### Exercise requirements
Please tally every line in the listing below where the word "critical" appears, then give the number and nothing more.

### Given records
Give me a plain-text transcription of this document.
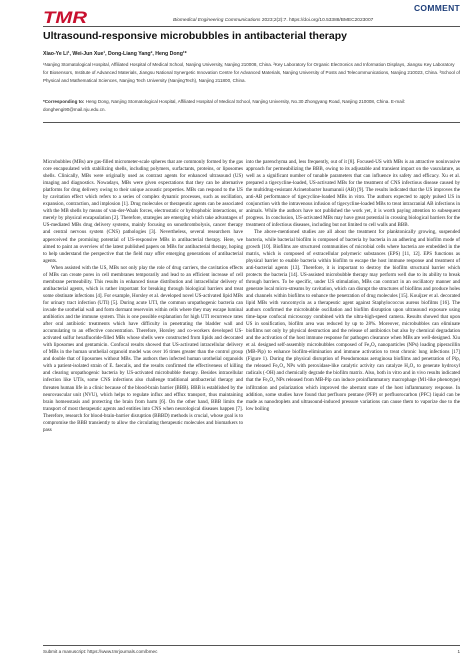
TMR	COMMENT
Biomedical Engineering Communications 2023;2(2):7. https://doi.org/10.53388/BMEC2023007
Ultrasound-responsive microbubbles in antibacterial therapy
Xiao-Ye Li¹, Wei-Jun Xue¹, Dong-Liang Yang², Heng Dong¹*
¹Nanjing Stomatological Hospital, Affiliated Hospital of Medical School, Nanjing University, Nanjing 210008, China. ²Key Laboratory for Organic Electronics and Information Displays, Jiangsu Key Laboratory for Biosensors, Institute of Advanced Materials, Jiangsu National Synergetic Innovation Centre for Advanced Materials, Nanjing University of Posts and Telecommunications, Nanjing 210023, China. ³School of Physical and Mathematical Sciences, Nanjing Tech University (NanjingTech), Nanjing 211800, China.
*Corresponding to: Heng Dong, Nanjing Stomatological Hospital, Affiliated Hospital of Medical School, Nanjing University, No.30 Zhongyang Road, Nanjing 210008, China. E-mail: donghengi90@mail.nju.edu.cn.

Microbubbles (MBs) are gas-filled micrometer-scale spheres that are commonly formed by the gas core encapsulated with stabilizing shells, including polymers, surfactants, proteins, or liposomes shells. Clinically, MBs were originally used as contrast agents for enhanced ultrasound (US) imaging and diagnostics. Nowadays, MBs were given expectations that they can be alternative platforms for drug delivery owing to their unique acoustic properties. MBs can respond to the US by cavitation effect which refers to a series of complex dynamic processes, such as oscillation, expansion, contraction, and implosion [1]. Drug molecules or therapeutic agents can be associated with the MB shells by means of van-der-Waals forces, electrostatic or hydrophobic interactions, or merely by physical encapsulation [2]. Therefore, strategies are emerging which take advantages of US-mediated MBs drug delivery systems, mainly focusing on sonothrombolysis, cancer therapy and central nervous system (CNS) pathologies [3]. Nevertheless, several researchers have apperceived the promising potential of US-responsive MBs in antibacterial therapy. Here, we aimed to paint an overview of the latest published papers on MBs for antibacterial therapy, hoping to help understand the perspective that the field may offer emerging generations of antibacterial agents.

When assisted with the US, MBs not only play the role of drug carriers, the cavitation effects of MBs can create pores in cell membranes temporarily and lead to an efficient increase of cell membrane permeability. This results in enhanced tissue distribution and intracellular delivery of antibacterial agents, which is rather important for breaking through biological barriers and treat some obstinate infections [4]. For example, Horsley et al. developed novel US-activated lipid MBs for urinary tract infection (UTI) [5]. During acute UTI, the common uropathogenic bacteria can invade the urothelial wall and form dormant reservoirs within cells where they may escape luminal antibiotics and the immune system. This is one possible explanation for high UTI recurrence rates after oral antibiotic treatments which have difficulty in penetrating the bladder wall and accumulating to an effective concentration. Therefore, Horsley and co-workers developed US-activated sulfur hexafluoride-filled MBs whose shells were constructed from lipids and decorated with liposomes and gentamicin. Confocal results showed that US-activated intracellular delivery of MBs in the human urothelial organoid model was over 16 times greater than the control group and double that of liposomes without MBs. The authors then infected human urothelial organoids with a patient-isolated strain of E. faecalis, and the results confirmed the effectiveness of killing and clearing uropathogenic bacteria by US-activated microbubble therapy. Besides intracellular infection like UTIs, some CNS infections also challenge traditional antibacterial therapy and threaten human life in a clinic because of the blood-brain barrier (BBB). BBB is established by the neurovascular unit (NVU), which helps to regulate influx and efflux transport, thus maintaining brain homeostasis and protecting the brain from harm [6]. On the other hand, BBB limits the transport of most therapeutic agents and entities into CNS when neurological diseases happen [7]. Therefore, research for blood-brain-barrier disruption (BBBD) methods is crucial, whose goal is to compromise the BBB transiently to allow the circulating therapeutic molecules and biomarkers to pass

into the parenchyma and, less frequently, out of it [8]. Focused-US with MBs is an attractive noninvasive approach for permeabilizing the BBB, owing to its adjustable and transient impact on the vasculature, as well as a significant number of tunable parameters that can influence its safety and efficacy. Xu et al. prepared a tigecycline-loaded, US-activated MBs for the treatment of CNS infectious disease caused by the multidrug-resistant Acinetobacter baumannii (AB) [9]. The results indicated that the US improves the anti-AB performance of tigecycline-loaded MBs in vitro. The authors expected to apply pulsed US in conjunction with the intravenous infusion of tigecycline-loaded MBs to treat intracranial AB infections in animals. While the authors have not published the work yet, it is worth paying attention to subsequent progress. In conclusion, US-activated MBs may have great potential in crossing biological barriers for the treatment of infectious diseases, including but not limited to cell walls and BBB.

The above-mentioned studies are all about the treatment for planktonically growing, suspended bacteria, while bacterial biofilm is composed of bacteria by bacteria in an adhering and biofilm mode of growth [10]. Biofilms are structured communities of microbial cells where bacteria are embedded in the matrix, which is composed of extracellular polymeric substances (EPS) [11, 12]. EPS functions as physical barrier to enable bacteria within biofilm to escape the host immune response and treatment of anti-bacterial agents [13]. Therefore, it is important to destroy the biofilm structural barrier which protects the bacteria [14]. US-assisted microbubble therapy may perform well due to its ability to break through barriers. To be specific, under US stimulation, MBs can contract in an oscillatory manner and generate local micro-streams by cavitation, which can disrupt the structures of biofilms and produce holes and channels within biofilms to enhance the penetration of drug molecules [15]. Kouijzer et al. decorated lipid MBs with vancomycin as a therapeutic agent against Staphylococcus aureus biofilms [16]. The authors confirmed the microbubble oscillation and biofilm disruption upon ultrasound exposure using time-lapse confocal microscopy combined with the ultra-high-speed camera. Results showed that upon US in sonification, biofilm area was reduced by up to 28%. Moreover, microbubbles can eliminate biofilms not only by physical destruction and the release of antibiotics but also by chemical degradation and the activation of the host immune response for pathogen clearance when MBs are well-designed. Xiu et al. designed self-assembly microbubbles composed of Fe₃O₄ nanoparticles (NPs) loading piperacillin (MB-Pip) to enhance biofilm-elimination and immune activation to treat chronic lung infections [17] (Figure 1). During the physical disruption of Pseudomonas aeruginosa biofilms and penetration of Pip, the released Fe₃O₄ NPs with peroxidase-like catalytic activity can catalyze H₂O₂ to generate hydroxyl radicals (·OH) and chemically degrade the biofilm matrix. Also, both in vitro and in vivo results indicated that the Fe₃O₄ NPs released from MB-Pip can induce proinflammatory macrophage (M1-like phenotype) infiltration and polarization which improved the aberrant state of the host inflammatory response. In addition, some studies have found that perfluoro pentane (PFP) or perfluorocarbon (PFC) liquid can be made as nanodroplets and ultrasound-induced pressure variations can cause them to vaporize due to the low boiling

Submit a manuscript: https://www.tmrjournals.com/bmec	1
* * *
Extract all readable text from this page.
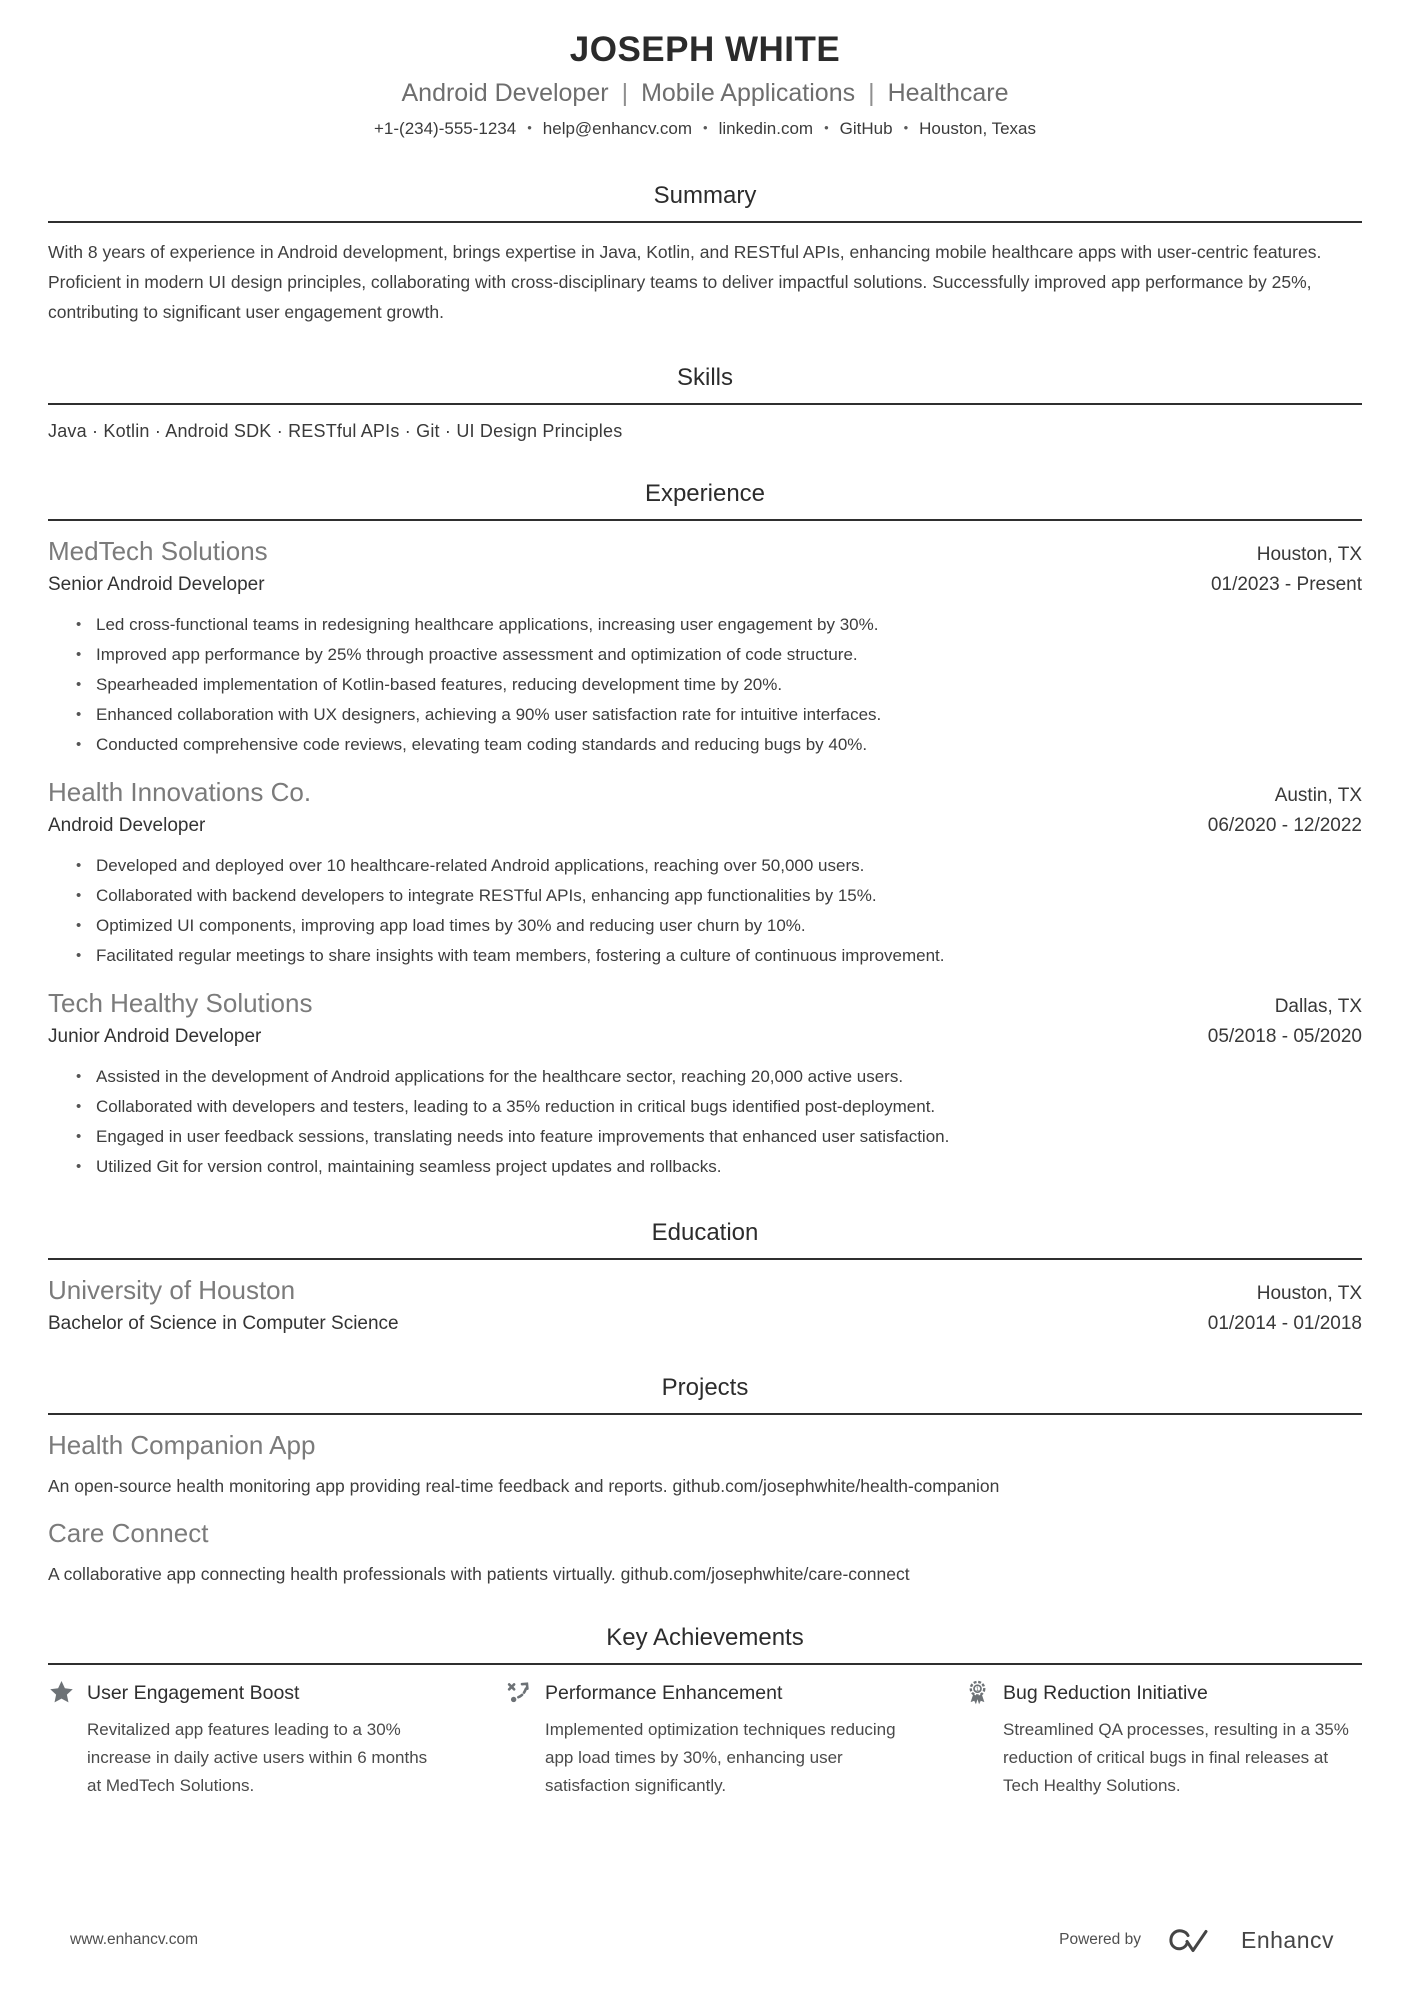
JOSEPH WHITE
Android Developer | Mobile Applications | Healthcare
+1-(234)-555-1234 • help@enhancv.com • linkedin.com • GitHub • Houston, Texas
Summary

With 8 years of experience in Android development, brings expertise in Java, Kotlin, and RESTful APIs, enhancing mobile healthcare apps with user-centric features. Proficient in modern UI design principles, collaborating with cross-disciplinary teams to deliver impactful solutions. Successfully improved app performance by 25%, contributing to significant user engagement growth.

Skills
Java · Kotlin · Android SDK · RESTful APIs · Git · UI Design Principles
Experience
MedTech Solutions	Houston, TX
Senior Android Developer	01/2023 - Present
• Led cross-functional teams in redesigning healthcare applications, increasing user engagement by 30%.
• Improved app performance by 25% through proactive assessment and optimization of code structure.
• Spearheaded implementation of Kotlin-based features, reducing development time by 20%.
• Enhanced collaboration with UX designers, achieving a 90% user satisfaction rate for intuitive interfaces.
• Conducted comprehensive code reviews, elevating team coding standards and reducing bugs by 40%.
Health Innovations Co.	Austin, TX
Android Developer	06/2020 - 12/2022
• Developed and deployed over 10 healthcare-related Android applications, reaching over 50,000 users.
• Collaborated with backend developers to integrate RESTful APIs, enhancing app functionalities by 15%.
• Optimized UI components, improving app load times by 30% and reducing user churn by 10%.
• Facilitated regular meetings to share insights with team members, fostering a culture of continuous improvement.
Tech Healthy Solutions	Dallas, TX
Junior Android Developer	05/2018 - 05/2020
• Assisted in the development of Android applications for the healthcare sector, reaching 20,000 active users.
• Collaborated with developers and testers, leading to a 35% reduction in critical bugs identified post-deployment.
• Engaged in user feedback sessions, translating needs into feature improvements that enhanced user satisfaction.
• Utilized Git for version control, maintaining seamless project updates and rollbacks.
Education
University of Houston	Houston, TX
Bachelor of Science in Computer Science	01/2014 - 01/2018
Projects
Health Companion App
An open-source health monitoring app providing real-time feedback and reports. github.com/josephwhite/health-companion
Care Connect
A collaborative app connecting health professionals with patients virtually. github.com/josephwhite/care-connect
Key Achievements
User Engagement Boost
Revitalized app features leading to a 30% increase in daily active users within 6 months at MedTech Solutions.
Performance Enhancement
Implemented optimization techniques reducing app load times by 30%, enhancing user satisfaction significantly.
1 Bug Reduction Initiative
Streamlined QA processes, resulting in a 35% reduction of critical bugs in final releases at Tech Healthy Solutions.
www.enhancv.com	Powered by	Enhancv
* * *
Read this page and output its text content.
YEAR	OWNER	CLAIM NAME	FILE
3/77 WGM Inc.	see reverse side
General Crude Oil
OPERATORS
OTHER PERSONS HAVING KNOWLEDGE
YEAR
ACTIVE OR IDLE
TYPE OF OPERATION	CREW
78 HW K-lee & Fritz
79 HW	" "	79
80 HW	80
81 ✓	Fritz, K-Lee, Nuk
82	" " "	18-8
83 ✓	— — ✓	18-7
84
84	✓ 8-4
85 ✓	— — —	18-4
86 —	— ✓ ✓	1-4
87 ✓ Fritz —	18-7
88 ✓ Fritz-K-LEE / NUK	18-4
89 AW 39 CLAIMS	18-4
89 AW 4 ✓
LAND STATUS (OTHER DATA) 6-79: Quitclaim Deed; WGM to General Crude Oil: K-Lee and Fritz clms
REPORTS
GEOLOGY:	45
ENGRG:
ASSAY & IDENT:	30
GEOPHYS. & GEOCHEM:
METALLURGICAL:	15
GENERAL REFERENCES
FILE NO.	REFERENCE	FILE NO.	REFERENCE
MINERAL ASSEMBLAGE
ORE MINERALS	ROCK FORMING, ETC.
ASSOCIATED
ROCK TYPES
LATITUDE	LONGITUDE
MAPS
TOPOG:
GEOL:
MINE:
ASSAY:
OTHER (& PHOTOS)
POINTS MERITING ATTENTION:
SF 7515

### Solution to the problem
2